Task goal:
Search the data for the word "CuotasArcoíris" and copy every line where it occurs.

Data items:

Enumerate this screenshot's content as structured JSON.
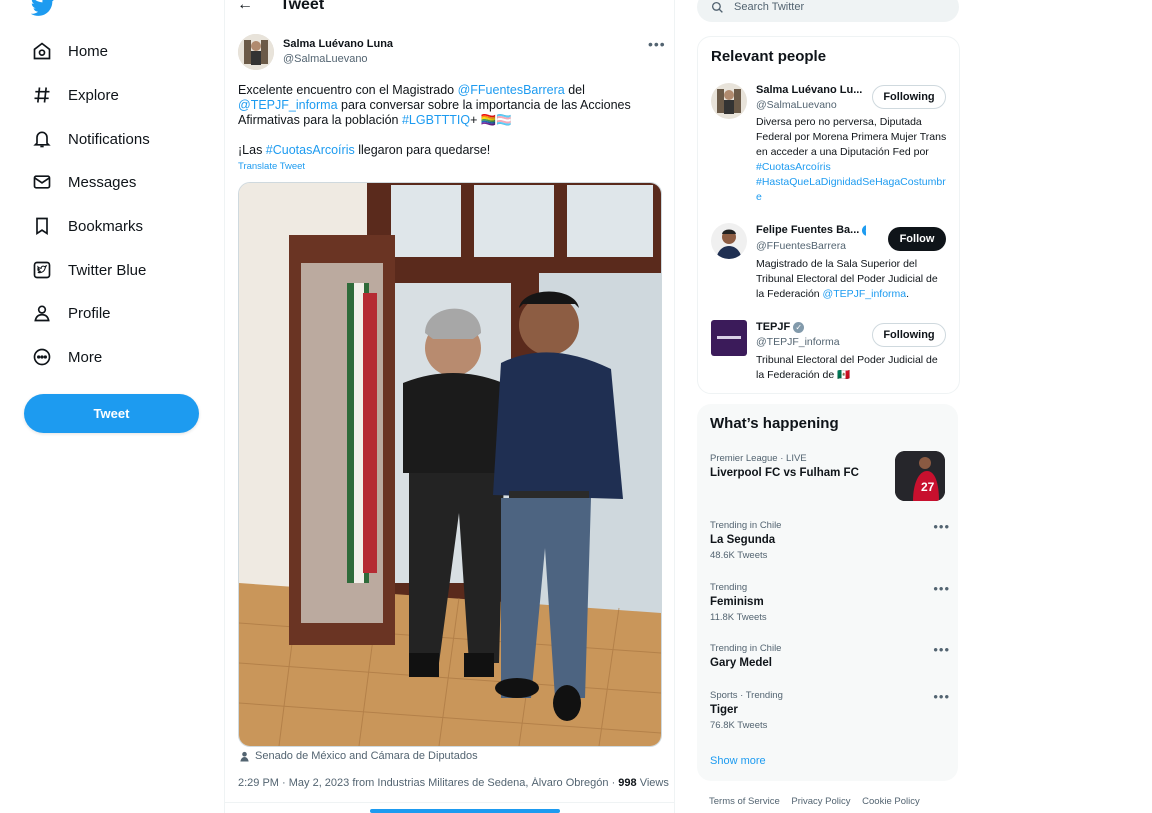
{
  "nav": {
    "logo": "twitter-bird-icon",
    "items": [
      {
        "label": "Home",
        "icon": "home-icon"
      },
      {
        "label": "Explore",
        "icon": "hashtag-icon"
      },
      {
        "label": "Notifications",
        "icon": "bell-icon"
      },
      {
        "label": "Messages",
        "icon": "envelope-icon"
      },
      {
        "label": "Bookmarks",
        "icon": "bookmark-icon"
      },
      {
        "label": "Twitter Blue",
        "icon": "twitter-blue-icon"
      },
      {
        "label": "Profile",
        "icon": "person-icon"
      },
      {
        "label": "More",
        "icon": "more-circle-icon"
      }
    ],
    "tweet_button": "Tweet"
  },
  "header": {
    "title": "Tweet"
  },
  "tweet": {
    "author_name": "Salma Luévano Luna",
    "author_handle": "@SalmaLuevano",
    "text_parts": {
      "p1_a": "Excelente encuentro con el Magistrado ",
      "p1_mention1": "@FFuentesBarrera",
      "p1_b": " del ",
      "p1_mention2": "@TEPJF_informa",
      "p1_c": " para conversar sobre la importancia de las Acciones Afirmativas para la población ",
      "p1_hashtag": "#LGBTTTIQ",
      "p1_d": "+ 🏳️‍🌈🏳️‍⚧️",
      "p2_a": "¡Las ",
      "p2_hashtag": "#CuotasArcoíris",
      "p2_b": " llegaron para quedarse!"
    },
    "translate": "Translate Tweet",
    "location": "Senado de México and Cámara de Diputados",
    "meta_text": "2:29 PM · May 2, 2023 from Industrias Militares de Sedena, Álvaro Obregón · ",
    "views_count": "998",
    "views_label": " Views"
  },
  "search": {
    "placeholder": "Search Twitter"
  },
  "relevant": {
    "title": "Relevant people",
    "people": [
      {
        "name": "Salma Luévano Lu...",
        "handle": "@SalmaLuevano",
        "button": "Following",
        "bio_text": "Diversa pero no perversa, Diputada Federal por Morena Primera Mujer Trans en acceder a una Diputación Fed por ",
        "bio_link1": "#CuotasArcoíris",
        "bio_link2": "#HastaQueLaDignidadSeHagaCostumbre"
      },
      {
        "name": "Felipe Fuentes Ba...",
        "handle": "@FFuentesBarrera",
        "button": "Follow",
        "bio_text": "Magistrado de la Sala Superior del Tribunal Electoral del Poder Judicial de la Federación ",
        "bio_link1": "@TEPJF_informa",
        "bio_after": "."
      },
      {
        "name": "TEPJF",
        "handle": "@TEPJF_informa",
        "button": "Following",
        "bio_text": "Tribunal Electoral del Poder Judicial de la Federación de 🇲🇽"
      }
    ]
  },
  "happening": {
    "title": "What’s happening",
    "trends": [
      {
        "context": "Premier League · LIVE",
        "name": "Liverpool FC vs Fulham FC",
        "count": ""
      },
      {
        "context": "Trending in Chile",
        "name": "La Segunda",
        "count": "48.6K Tweets"
      },
      {
        "context": "Trending",
        "name": "Feminism",
        "count": "11.8K Tweets"
      },
      {
        "context": "Trending in Chile",
        "name": "Gary Medel",
        "count": ""
      },
      {
        "context": "Sports · Trending",
        "name": "Tiger",
        "count": "76.8K Tweets"
      }
    ],
    "show_more": "Show more"
  },
  "footer": {
    "links": [
      "Terms of Service",
      "Privacy Policy",
      "Cookie Policy"
    ]
  },
  "colors": {
    "accent": "#1d9bf0",
    "text": "#0f1419",
    "muted": "#536471"
  }
}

Exercise output:
      "p2_hashtag": "#CuotasArcoíris",
        "bio_link1": "#CuotasArcoíris",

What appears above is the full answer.